● Set problem
Give the data a second time, exactly and in full.

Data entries
::::::::
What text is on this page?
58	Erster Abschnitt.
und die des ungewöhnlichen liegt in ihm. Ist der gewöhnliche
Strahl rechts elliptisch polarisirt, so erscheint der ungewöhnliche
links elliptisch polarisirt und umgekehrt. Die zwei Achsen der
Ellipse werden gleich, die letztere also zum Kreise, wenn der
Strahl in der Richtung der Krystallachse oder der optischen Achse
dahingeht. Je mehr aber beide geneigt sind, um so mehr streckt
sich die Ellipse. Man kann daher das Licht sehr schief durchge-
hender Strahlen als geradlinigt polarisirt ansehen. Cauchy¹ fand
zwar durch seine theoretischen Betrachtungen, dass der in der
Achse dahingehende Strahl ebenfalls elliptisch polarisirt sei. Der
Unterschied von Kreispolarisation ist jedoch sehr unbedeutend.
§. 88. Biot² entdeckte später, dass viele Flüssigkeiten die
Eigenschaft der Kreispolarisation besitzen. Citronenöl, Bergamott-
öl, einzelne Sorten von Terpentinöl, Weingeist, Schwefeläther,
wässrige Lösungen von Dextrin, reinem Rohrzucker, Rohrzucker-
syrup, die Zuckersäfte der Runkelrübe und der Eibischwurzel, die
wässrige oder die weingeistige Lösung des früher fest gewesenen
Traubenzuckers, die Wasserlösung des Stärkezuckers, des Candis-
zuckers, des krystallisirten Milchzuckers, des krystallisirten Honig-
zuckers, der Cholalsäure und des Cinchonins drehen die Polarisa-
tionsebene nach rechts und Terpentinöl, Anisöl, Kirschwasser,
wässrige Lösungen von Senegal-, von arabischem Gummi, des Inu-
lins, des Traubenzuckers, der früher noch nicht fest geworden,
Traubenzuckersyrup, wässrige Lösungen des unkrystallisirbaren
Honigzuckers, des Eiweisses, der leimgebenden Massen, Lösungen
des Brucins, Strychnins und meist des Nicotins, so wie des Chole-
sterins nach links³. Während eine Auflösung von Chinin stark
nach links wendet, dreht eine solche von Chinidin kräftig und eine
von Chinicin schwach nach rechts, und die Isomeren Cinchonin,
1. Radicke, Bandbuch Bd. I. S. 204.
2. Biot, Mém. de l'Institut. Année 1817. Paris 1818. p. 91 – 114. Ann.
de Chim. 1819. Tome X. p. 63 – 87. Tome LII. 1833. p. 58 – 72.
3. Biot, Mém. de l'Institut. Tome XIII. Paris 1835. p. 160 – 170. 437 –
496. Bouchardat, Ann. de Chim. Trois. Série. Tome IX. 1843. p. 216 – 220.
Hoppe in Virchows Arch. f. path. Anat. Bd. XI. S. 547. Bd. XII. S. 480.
::::::::
● Reply
What text is on this page?
58	Erster Abschnitt.
und die des ungewöhnlichen liegt in ihm. Ist der gewöhnliche
Strahl rechts elliptisch polarisirt, so erscheint der ungewöhnliche
links elliptisch polarisirt und umgekehrt. Die zwei Achsen der
Ellipse werden gleich, die letztere also zum Kreise, wenn der
Strahl in der Richtung der Krystallachse oder der optischen Achse
dahingeht. Je mehr aber beide geneigt sind, um so mehr streckt
sich die Ellipse. Man kann daher das Licht sehr schief durchge-
hender Strahlen als geradlinigt polarisirt ansehen. Cauchy¹ fand
zwar durch seine theoretischen Betrachtungen, dass der in der
Achse dahingehende Strahl ebenfalls elliptisch polarisirt sei. Der
Unterschied von Kreispolarisation ist jedoch sehr unbedeutend.
§. 88. Biot² entdeckte später, dass viele Flüssigkeiten die
Eigenschaft der Kreispolarisation besitzen. Citronenöl, Bergamott-
öl, einzelne Sorten von Terpentinöl, Weingeist, Schwefeläther,
wässrige Lösungen von Dextrin, reinem Rohrzucker, Rohrzucker-
syrup, die Zuckersäfte der Runkelrübe und der Eibischwurzel, die
wässrige oder die weingeistige Lösung des früher fest gewesenen
Traubenzuckers, die Wasserlösung des Stärkezuckers, des Candis-
zuckers, des krystallisirten Milchzuckers, des krystallisirten Honig-
zuckers, der Cholalsäure und des Cinchonins drehen die Polarisa-
tionsebene nach rechts und Terpentinöl, Anisöl, Kirschwasser,
wässrige Lösungen von Senegal-, von arabischem Gummi, des Inu-
lins, des Traubenzuckers, der früher noch nicht fest geworden,
Traubenzuckersyrup, wässrige Lösungen des unkrystallisirbaren
Honigzuckers, des Eiweisses, der leimgebenden Massen, Lösungen
des Brucins, Strychnins und meist des Nicotins, so wie des Chole-
sterins nach links³. Während eine Auflösung von Chinin stark
nach links wendet, dreht eine solche von Chinidin kräftig und eine
von Chinicin schwach nach rechts, und die Isomeren Cinchonin,
1. Radicke, Bandbuch Bd. I. S. 204.
2. Biot, Mém. de l'Institut. Année 1817. Paris 1818. p. 91 – 114. Ann.
de Chim. 1819. Tome X. p. 63 – 87. Tome LII. 1833. p. 58 – 72.
3. Biot, Mém. de l'Institut. Tome XIII. Paris 1835. p. 160 – 170. 437 –
496. Bouchardat, Ann. de Chim. Trois. Série. Tome IX. 1843. p. 216 – 220.
Hoppe in Virchows Arch. f. path. Anat. Bd. XI. S. 547. Bd. XII. S. 480.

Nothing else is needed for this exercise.